_SHORT PROBLEM_
Take the listing and print it in full, exactly as given.

_RAW DATA_

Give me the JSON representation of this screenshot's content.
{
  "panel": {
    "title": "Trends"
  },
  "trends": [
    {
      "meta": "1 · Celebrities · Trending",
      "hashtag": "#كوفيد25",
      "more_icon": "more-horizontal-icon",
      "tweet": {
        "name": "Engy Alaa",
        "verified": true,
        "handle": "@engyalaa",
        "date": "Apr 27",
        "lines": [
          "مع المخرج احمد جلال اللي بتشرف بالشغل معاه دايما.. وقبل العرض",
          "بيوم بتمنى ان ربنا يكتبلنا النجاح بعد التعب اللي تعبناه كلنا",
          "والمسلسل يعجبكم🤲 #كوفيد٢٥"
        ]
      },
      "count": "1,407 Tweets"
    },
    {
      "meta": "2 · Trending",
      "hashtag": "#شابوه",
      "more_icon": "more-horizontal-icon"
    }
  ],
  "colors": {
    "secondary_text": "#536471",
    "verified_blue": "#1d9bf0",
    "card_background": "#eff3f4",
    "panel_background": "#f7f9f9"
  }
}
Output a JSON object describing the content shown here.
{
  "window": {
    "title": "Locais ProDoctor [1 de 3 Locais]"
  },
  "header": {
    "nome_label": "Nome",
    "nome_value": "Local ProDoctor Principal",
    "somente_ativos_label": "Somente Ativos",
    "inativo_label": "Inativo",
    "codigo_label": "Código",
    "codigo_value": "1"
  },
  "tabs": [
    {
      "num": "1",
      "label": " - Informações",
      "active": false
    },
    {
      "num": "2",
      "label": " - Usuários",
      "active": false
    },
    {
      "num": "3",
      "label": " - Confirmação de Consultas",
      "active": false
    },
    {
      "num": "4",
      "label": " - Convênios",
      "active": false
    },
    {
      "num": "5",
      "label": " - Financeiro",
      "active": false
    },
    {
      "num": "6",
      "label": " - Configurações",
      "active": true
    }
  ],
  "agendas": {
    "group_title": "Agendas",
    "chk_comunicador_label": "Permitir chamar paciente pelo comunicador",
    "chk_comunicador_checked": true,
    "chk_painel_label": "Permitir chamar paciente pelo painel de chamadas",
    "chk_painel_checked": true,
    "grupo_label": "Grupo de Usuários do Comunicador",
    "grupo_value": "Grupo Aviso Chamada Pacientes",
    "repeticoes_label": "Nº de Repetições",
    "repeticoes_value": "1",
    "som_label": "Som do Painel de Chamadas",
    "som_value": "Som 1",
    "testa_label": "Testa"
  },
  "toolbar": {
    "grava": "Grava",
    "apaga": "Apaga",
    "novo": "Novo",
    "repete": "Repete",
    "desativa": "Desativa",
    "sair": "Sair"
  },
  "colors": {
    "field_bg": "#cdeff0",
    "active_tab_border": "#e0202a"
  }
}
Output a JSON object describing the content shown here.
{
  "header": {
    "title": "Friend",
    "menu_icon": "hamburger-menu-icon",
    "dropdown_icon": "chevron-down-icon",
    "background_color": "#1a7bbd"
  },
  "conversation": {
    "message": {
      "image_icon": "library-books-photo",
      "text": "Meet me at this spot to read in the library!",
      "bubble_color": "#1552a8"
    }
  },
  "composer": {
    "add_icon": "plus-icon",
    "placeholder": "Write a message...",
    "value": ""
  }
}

_COMPLETED EXERCISE_
Give me the JSON representation of this screenshot's content.
{
  "panel": {
    "title": "Trends"
  },
  "trends": [
    {
      "meta": "1 · Celebrities · Trending",
      "hashtag": "#كوفيد25",
      "more_icon": "more-horizontal-icon",
      "tweet": {
        "name": "Engy Alaa",
        "verified": true,
        "handle": "@engyalaa",
        "date": "Apr 27",
        "lines": [
          "مع المخرج احمد جلال اللي بتشرف بالشغل معاه دايما.. وقبل العرض",
          "بيوم بتمنى ان ربنا يكتبلنا النجاح بعد التعب اللي تعبناه كلنا",
          "والمسلسل يعجبكم🤲 #كوفيد٢٥"
        ]
      },
      "count": "1,407 Tweets"
    },
    {
      "meta": "2 · Trending",
      "hashtag": "#شابوه",
      "more_icon": "more-horizontal-icon"
    }
  ],
  "colors": {
    "secondary_text": "#536471",
    "verified_blue": "#1d9bf0",
    "card_background": "#eff3f4",
    "panel_background": "#f7f9f9"
  }
}
Output a JSON object describing the content shown here.
{
  "window": {
    "title": "Locais ProDoctor [1 de 3 Locais]"
  },
  "header": {
    "nome_label": "Nome",
    "nome_value": "Local ProDoctor Principal",
    "somente_ativos_label": "Somente Ativos",
    "inativo_label": "Inativo",
    "codigo_label": "Código",
    "codigo_value": "1"
  },
  "tabs": [
    {
      "num": "1",
      "label": " - Informações",
      "active": false
    },
    {
      "num": "2",
      "label": " - Usuários",
      "active": false
    },
    {
      "num": "3",
      "label": " - Confirmação de Consultas",
      "active": false
    },
    {
      "num": "4",
      "label": " - Convênios",
      "active": false
    },
    {
      "num": "5",
      "label": " - Financeiro",
      "active": false
    },
    {
      "num": "6",
      "label": " - Configurações",
      "active": true
    }
  ],
  "agendas": {
    "group_title": "Agendas",
    "chk_comunicador_label": "Permitir chamar paciente pelo comunicador",
    "chk_comunicador_checked": true,
    "chk_painel_label": "Permitir chamar paciente pelo painel de chamadas",
    "chk_painel_checked": true,
    "grupo_label": "Grupo de Usuários do Comunicador",
    "grupo_value": "Grupo Aviso Chamada Pacientes",
    "repeticoes_label": "Nº de Repetições",
    "repeticoes_value": "1",
    "som_label": "Som do Painel de Chamadas",
    "som_value": "Som 1",
    "testa_label": "Testa"
  },
  "toolbar": {
    "grava": "Grava",
    "apaga": "Apaga",
    "novo": "Novo",
    "repete": "Repete",
    "desativa": "Desativa",
    "sair": "Sair"
  },
  "colors": {
    "field_bg": "#cdeff0",
    "active_tab_border": "#e0202a"
  }
}
Output a JSON object describing the content shown here.
{
  "header": {
    "title": "Friend",
    "menu_icon": "hamburger-menu-icon",
    "dropdown_icon": "chevron-down-icon",
    "background_color": "#1a7bbd"
  },
  "conversation": {
    "message": {
      "image_icon": "library-books-photo",
      "text": "Meet me at this spot to read in the library!",
      "bubble_color": "#1552a8"
    }
  },
  "composer": {
    "add_icon": "plus-icon",
    "placeholder": "Write a message...",
    "value": ""
  }
}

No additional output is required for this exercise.